=== THE REQUEST ===
Extract from the listing each line in which the word "with" appears.

=== DATASET RECORDS ===
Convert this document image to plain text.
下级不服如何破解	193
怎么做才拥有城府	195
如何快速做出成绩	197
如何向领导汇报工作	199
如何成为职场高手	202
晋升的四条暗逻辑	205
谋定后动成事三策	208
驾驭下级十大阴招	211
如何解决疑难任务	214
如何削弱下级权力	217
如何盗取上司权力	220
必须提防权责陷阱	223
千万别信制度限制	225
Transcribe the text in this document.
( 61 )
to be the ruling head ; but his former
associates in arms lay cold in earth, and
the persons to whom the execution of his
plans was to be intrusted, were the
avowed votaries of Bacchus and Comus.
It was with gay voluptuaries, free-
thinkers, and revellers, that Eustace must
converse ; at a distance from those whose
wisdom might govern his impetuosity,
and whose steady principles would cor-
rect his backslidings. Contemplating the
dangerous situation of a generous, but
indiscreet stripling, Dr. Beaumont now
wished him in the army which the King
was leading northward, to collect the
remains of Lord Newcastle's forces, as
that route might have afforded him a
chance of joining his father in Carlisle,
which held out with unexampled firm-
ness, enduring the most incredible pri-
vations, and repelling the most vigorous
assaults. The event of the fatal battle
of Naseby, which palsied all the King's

=== WRITTEN SOLUTION ===
It was with gay voluptuaries, free-
which held out with unexampled firm-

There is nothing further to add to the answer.